Exercise prompt: Locate every line in the records below that contains the word "Senwa", and copy each one.

Stored records:
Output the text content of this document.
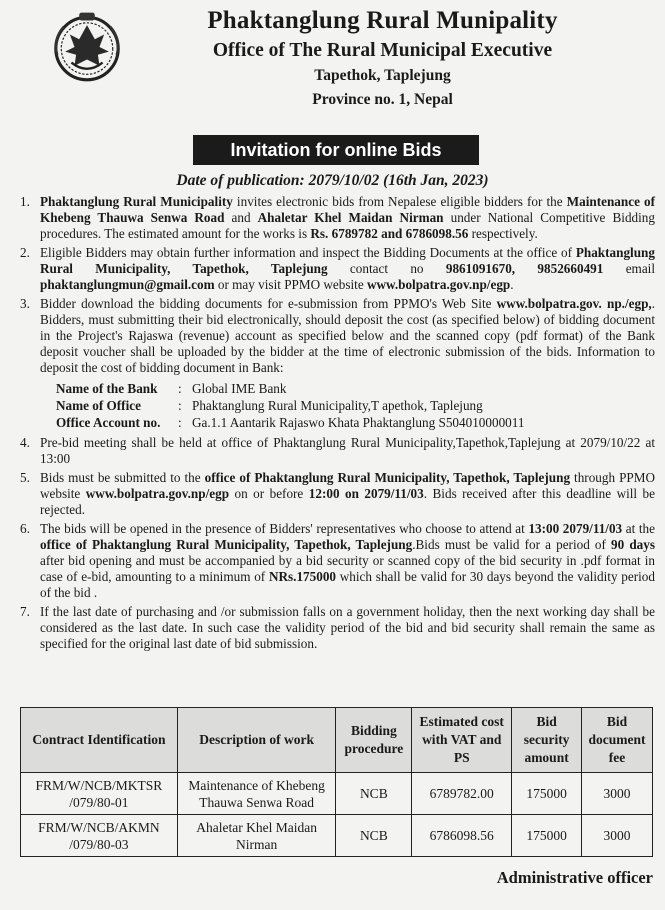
Phaktanglung Rural Munipality
Office of The Rural Municipal Executive
Tapethok, Taplejung
Province no. 1, Nepal
Invitation for online Bids
Date of publication: 2079/10/02 (16th Jan, 2023)
1. Phaktanglung Rural Municipality invites electronic bids from Nepalese eligible bidders for the Maintenance of Khebeng Thauwa Senwa Road and Ahaletar Khel Maidan Nirman under National Competitive Bidding procedures. The estimated amount for the works is Rs. 6789782 and 6786098.56 respectively.
2. Eligible Bidders may obtain further information and inspect the Bidding Documents at the office of Phaktanglung Rural Municipality, Tapethok, Taplejung contact no 9861091670, 9852660491 email phaktanglungmun@gmail.com or may visit PPMO website www.bolpatra.gov.np/egp.
3. Bidder download the bidding documents for e-submission from PPMO's Web Site www.bolpatra.gov. np./egp,. Bidders, must submitting their bid electronically, should deposit the cost (as specified below) of bidding document in the Project's Rajaswa (revenue) account as specified below and the scanned copy (pdf format) of the Bank deposit voucher shall be uploaded by the bidder at the time of electronic submission of the bids. Information to deposit the cost of bidding document in Bank:
Name of the Bank	: Global IME Bank
Name of Office	: Phaktanglung Rural Municipality,T apethok, Taplejung
Office Account no.	: Ga.1.1 Aantarik Rajaswo Khata Phaktanglung S504010000011
4. Pre-bid meeting shall be held at office of Phaktanglung Rural Municipality,Tapethok,Taplejung at 2079/10/22 at 13:00
5. Bids must be submitted to the office of Phaktanglung Rural Municipality, Tapethok, Taplejung through PPMO website www.bolpatra.gov.np/egp on or before 12:00 on 2079/11/03. Bids received after this deadline will be rejected.
6. The bids will be opened in the presence of Bidders' representatives who choose to attend at 13:00 2079/11/03 at the office of Phaktanglung Rural Municipality, Tapethok, Taplejung.Bids must be valid for a period of 90 days after bid opening and must be accompanied by a bid security or scanned copy of the bid security in .pdf format in case of e-bid, amounting to a minimum of NRs.175000 which shall be valid for 30 days beyond the validity period of the bid .
7. If the last date of purchasing and /or submission falls on a government holiday, then the next working day shall be considered as the last date. In such case the validity period of the bid and bid security shall remain the same as specified for the original last date of bid submission.
Contract Identification	Description of work	Bidding procedure	Estimated cost with VAT and PS	Bid security amount	Bid document fee
FRM/W/NCB/MKTSR /079/80-01	Maintenance of Khebeng Thauwa Senwa Road	NCB	6789782.00	175000	3000
FRM/W/NCB/AKMN /079/80-03	Ahaletar Khel Maidan Nirman	NCB	6786098.56	175000	3000
Administrative officer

Problem solution:
1. Phaktanglung Rural Municipality invites electronic bids from Nepalese eligible bidders for the Maintenance of Khebeng Thauwa Senwa Road and Ahaletar Khel Maidan Nirman under National Competitive Bidding procedures. The estimated amount for the works is Rs. 6789782 and 6786098.56 respectively.
FRM/W/NCB/MKTSR /079/80-01	Maintenance of Khebeng Thauwa Senwa Road	NCB	6789782.00	175000	3000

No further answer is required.